● Task input:
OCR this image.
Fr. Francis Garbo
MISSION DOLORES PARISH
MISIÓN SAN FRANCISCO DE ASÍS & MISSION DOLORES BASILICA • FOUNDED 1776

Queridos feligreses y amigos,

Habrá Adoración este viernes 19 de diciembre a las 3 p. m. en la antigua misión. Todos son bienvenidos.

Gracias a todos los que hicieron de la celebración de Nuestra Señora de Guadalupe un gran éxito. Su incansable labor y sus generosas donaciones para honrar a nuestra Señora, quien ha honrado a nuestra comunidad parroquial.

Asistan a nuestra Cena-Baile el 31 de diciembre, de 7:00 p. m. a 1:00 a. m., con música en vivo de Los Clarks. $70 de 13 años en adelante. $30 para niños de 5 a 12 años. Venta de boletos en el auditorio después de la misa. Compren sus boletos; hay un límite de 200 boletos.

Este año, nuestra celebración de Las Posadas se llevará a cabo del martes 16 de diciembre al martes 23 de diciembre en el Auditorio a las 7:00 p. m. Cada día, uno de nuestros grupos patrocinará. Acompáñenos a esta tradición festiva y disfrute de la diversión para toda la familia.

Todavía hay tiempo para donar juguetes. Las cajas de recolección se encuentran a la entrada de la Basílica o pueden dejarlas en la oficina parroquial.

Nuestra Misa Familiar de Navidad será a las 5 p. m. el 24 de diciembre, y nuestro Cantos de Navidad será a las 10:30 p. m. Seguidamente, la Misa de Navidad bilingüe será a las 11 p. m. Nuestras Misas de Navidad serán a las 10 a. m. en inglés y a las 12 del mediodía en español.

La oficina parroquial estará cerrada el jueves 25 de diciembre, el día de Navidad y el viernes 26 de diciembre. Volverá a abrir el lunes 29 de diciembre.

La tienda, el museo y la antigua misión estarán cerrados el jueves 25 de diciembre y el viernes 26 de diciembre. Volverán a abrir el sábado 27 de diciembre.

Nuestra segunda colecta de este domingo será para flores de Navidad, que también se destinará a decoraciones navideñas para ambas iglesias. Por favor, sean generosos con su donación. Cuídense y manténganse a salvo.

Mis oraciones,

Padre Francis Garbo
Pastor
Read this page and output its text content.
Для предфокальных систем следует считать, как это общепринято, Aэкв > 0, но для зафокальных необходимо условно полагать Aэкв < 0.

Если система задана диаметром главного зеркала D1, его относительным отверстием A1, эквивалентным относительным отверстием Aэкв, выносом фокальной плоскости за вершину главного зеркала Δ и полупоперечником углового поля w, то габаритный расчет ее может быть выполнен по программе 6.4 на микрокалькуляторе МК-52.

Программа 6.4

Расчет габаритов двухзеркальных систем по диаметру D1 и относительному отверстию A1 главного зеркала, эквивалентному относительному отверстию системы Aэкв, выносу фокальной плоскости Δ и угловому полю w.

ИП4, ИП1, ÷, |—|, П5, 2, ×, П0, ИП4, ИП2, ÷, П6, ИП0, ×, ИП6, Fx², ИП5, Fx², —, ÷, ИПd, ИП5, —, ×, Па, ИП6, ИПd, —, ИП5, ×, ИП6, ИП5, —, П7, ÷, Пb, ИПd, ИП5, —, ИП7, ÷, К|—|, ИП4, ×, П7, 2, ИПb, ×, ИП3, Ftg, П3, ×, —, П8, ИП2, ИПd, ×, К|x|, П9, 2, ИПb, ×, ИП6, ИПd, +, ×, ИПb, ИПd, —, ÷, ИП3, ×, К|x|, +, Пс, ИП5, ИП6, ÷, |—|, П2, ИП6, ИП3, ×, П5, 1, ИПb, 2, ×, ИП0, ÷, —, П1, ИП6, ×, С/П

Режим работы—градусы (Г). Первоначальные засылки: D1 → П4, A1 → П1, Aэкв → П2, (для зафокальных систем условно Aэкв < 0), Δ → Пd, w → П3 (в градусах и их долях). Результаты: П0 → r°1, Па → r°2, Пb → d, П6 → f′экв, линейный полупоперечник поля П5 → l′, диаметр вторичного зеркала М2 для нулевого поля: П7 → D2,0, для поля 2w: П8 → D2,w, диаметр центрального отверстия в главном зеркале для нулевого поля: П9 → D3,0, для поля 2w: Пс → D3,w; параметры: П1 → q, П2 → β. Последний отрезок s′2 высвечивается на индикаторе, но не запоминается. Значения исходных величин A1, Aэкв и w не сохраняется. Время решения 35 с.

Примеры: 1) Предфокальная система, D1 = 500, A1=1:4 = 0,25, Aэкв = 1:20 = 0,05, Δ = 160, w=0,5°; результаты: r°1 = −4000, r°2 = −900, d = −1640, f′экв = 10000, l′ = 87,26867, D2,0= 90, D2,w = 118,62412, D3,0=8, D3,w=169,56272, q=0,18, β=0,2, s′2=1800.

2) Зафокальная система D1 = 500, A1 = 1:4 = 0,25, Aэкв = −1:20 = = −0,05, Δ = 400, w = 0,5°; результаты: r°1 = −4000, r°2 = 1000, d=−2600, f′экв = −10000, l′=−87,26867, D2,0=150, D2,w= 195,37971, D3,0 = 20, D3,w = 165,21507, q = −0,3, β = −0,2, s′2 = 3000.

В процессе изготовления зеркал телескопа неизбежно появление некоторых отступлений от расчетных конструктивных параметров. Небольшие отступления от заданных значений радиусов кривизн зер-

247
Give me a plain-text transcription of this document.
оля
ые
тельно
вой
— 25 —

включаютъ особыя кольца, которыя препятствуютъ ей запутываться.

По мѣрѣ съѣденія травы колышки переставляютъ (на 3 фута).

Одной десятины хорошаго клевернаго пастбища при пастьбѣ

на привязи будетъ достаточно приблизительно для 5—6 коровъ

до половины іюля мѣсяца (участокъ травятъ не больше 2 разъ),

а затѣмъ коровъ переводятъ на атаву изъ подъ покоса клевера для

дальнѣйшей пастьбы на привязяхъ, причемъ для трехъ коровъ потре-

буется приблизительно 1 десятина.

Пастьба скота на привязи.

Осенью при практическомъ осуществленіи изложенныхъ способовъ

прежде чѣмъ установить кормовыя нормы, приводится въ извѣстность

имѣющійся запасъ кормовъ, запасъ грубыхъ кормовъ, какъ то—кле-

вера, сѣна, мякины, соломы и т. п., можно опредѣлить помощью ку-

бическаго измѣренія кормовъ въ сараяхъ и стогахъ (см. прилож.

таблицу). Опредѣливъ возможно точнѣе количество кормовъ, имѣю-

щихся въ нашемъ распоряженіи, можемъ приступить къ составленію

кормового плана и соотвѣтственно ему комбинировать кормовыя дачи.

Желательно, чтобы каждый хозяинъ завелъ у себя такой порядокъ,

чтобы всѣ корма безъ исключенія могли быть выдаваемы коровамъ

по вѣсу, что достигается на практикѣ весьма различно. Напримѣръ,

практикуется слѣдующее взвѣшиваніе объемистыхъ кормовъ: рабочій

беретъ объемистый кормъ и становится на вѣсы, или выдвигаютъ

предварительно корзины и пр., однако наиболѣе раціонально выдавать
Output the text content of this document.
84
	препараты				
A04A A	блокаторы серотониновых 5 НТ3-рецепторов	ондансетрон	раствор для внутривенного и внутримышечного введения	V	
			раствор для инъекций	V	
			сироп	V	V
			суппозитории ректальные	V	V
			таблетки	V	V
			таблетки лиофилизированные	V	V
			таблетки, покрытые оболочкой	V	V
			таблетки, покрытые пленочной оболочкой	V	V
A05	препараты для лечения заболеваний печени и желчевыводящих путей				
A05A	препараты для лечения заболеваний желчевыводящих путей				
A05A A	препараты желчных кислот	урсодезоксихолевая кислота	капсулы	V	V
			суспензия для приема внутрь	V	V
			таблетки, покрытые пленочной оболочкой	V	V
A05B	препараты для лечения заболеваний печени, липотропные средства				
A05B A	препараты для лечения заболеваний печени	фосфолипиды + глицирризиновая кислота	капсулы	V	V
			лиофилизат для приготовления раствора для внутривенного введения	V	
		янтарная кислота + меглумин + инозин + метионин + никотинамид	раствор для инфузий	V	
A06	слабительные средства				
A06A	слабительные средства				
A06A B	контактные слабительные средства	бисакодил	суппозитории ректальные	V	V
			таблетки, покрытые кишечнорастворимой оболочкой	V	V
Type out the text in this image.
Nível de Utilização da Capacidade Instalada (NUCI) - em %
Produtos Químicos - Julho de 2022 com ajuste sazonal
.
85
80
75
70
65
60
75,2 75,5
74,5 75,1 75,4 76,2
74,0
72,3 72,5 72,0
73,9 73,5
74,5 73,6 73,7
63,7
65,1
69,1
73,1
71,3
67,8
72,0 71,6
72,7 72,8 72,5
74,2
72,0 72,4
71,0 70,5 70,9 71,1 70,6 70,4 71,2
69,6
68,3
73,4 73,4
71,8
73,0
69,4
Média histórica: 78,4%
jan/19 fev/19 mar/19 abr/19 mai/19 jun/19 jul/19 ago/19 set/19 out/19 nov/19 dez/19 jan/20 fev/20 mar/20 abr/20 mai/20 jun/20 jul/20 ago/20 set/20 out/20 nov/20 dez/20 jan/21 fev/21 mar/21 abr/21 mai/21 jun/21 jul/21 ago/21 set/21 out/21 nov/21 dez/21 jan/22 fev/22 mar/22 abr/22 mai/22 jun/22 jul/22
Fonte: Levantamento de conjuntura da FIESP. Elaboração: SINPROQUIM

● What needs to be done: What is the number of lines containing "celebración"? Give that number only.

● Response to this task: 2